AIM OF THE EXERCISE >>
Locate each line with the string "Phoenix" in the listing below and copy it.

Records contained in a dataset
====

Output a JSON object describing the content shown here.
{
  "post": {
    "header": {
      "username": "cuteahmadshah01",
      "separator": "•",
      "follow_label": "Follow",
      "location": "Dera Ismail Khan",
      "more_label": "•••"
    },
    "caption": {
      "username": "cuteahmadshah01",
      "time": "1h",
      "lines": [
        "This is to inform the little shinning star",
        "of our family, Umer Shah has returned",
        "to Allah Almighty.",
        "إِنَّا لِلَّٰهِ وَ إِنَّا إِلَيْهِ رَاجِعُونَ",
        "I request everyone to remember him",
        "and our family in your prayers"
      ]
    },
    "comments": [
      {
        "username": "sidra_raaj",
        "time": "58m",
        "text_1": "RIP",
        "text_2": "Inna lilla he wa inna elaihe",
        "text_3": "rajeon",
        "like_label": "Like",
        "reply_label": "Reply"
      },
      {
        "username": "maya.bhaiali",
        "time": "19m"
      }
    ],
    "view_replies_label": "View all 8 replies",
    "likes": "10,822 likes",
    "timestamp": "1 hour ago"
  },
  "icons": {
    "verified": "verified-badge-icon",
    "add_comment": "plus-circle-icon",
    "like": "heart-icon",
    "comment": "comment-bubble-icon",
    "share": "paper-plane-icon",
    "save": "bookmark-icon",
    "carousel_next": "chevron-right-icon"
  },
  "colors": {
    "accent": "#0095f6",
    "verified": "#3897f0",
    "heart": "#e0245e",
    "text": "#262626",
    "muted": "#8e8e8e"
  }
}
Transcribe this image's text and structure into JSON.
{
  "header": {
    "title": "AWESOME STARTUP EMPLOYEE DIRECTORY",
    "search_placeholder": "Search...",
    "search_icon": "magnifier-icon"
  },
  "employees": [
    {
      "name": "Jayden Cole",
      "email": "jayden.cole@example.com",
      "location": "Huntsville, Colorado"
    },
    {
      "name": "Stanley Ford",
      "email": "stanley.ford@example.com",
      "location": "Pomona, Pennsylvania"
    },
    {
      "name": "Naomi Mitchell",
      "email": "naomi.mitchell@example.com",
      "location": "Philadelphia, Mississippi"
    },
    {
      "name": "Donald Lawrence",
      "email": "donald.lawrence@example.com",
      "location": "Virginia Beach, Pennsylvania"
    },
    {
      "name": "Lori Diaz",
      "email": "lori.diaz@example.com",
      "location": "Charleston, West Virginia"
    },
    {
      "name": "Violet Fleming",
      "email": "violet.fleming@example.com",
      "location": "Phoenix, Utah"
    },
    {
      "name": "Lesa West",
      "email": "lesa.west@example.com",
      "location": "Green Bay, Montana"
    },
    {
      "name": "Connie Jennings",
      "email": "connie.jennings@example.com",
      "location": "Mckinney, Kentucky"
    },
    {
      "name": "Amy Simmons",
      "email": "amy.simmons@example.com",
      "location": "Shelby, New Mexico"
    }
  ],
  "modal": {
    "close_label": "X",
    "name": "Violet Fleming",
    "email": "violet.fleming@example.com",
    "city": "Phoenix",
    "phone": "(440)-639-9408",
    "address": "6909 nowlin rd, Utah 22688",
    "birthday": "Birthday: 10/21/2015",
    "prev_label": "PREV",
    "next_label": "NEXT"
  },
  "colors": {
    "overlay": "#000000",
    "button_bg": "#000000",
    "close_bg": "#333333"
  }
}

====

THE SOLUTION >>
      "location": "Phoenix, Utah"
    "city": "Phoenix",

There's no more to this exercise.